## Begin Supplied records

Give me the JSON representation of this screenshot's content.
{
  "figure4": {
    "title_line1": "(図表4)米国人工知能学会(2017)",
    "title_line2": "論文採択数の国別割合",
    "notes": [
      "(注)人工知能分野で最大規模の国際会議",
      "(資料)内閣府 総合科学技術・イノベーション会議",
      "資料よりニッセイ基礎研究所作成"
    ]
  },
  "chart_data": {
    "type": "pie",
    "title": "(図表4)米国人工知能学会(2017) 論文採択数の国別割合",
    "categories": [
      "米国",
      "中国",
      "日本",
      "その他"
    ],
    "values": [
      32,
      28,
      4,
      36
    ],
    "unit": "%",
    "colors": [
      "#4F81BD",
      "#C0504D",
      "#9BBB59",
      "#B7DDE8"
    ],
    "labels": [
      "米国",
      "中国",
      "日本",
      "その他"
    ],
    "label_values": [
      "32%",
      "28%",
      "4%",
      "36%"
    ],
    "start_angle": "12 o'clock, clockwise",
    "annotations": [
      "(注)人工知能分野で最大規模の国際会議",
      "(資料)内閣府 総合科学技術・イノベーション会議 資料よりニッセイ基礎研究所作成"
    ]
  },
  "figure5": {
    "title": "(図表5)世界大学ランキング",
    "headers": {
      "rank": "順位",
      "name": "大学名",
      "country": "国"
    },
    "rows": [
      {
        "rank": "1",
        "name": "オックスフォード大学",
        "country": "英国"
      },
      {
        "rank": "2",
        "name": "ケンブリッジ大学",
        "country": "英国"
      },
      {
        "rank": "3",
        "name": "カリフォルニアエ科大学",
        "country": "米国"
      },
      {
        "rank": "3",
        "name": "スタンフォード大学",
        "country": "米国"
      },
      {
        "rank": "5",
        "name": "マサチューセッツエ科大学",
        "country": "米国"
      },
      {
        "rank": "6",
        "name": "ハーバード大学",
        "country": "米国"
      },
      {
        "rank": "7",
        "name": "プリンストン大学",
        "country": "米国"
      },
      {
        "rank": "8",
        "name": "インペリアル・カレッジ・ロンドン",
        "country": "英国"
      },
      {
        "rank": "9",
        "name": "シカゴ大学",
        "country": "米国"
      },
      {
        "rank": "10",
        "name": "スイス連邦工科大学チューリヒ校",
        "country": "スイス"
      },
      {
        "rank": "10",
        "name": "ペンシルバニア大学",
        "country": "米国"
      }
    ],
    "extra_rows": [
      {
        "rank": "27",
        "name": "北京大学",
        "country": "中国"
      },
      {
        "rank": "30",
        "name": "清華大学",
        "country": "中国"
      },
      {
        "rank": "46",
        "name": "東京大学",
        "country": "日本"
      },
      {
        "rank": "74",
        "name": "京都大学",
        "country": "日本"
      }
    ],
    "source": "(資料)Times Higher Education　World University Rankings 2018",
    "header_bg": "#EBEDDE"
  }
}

## End Supplied records

*Work to be completed*
Copy out the whole listing exactly.

*Result below*
Give me the JSON representation of this screenshot's content.
{
  "figure4": {
    "title_line1": "(図表4)米国人工知能学会(2017)",
    "title_line2": "論文採択数の国別割合",
    "notes": [
      "(注)人工知能分野で最大規模の国際会議",
      "(資料)内閣府 総合科学技術・イノベーション会議",
      "資料よりニッセイ基礎研究所作成"
    ]
  },
  "chart_data": {
    "type": "pie",
    "title": "(図表4)米国人工知能学会(2017) 論文採択数の国別割合",
    "categories": [
      "米国",
      "中国",
      "日本",
      "その他"
    ],
    "values": [
      32,
      28,
      4,
      36
    ],
    "unit": "%",
    "colors": [
      "#4F81BD",
      "#C0504D",
      "#9BBB59",
      "#B7DDE8"
    ],
    "labels": [
      "米国",
      "中国",
      "日本",
      "その他"
    ],
    "label_values": [
      "32%",
      "28%",
      "4%",
      "36%"
    ],
    "start_angle": "12 o'clock, clockwise",
    "annotations": [
      "(注)人工知能分野で最大規模の国際会議",
      "(資料)内閣府 総合科学技術・イノベーション会議 資料よりニッセイ基礎研究所作成"
    ]
  },
  "figure5": {
    "title": "(図表5)世界大学ランキング",
    "headers": {
      "rank": "順位",
      "name": "大学名",
      "country": "国"
    },
    "rows": [
      {
        "rank": "1",
        "name": "オックスフォード大学",
        "country": "英国"
      },
      {
        "rank": "2",
        "name": "ケンブリッジ大学",
        "country": "英国"
      },
      {
        "rank": "3",
        "name": "カリフォルニアエ科大学",
        "country": "米国"
      },
      {
        "rank": "3",
        "name": "スタンフォード大学",
        "country": "米国"
      },
      {
        "rank": "5",
        "name": "マサチューセッツエ科大学",
        "country": "米国"
      },
      {
        "rank": "6",
        "name": "ハーバード大学",
        "country": "米国"
      },
      {
        "rank": "7",
        "name": "プリンストン大学",
        "country": "米国"
      },
      {
        "rank": "8",
        "name": "インペリアル・カレッジ・ロンドン",
        "country": "英国"
      },
      {
        "rank": "9",
        "name": "シカゴ大学",
        "country": "米国"
      },
      {
        "rank": "10",
        "name": "スイス連邦工科大学チューリヒ校",
        "country": "スイス"
      },
      {
        "rank": "10",
        "name": "ペンシルバニア大学",
        "country": "米国"
      }
    ],
    "extra_rows": [
      {
        "rank": "27",
        "name": "北京大学",
        "country": "中国"
      },
      {
        "rank": "30",
        "name": "清華大学",
        "country": "中国"
      },
      {
        "rank": "46",
        "name": "東京大学",
        "country": "日本"
      },
      {
        "rank": "74",
        "name": "京都大学",
        "country": "日本"
      }
    ],
    "source": "(資料)Times Higher Education　World University Rankings 2018",
    "header_bg": "#EBEDDE"
  }
}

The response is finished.